▸ Stated goal
Pull out each line of the records below that contains the string "ゼロも含む" and copy it out whole. Case matters.

[Data shown start]

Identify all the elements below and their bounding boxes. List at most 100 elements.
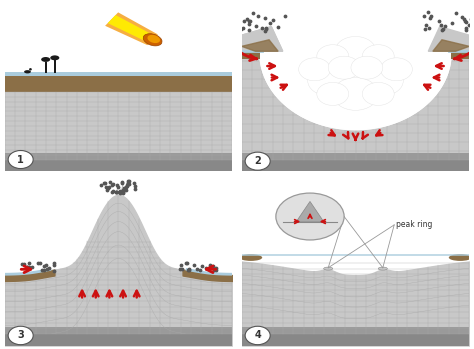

[Data shown end]
[Data shown start]

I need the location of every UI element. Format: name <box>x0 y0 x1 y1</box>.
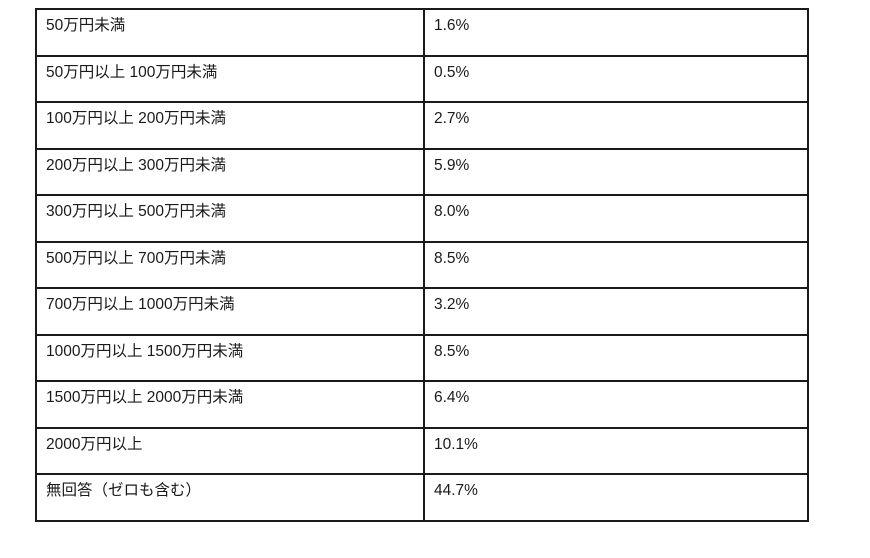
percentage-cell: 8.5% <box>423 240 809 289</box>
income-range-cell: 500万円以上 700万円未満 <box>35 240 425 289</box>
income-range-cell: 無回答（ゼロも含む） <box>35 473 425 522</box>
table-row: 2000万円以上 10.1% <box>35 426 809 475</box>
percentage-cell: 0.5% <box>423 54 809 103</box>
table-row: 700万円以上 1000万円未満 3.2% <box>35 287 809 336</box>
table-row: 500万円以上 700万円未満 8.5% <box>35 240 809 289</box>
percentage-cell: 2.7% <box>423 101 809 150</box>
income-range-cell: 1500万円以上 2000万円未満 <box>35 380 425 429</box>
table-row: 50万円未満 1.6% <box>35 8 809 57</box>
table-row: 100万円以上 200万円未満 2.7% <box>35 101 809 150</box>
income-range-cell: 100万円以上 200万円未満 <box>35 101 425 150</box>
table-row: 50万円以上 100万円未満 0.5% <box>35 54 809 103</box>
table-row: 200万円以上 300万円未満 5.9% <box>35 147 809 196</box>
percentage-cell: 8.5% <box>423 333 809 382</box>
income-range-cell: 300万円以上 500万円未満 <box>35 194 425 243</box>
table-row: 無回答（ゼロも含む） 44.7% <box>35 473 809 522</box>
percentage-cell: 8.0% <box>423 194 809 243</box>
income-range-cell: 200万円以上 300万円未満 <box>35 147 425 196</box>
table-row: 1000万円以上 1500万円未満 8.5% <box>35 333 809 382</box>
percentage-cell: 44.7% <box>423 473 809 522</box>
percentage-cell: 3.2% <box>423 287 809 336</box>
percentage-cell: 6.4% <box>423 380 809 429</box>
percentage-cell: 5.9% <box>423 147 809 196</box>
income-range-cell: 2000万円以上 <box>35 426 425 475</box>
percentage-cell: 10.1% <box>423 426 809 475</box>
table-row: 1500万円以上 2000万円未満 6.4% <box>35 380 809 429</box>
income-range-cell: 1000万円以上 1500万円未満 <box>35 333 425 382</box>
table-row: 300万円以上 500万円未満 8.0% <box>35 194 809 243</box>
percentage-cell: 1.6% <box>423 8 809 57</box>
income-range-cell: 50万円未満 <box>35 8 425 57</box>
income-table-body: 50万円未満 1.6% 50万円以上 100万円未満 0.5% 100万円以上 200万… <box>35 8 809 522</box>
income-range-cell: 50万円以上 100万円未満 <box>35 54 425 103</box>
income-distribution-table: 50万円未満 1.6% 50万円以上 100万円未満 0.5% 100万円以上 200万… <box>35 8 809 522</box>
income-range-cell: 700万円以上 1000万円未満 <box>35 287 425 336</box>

[Data shown end]

▸ Correct output
income-range-cell: 無回答（ゼロも含む） <box>35 473 425 522</box>
table-row: 無回答（ゼロも含む） 44.7% <box>35 473 809 522</box>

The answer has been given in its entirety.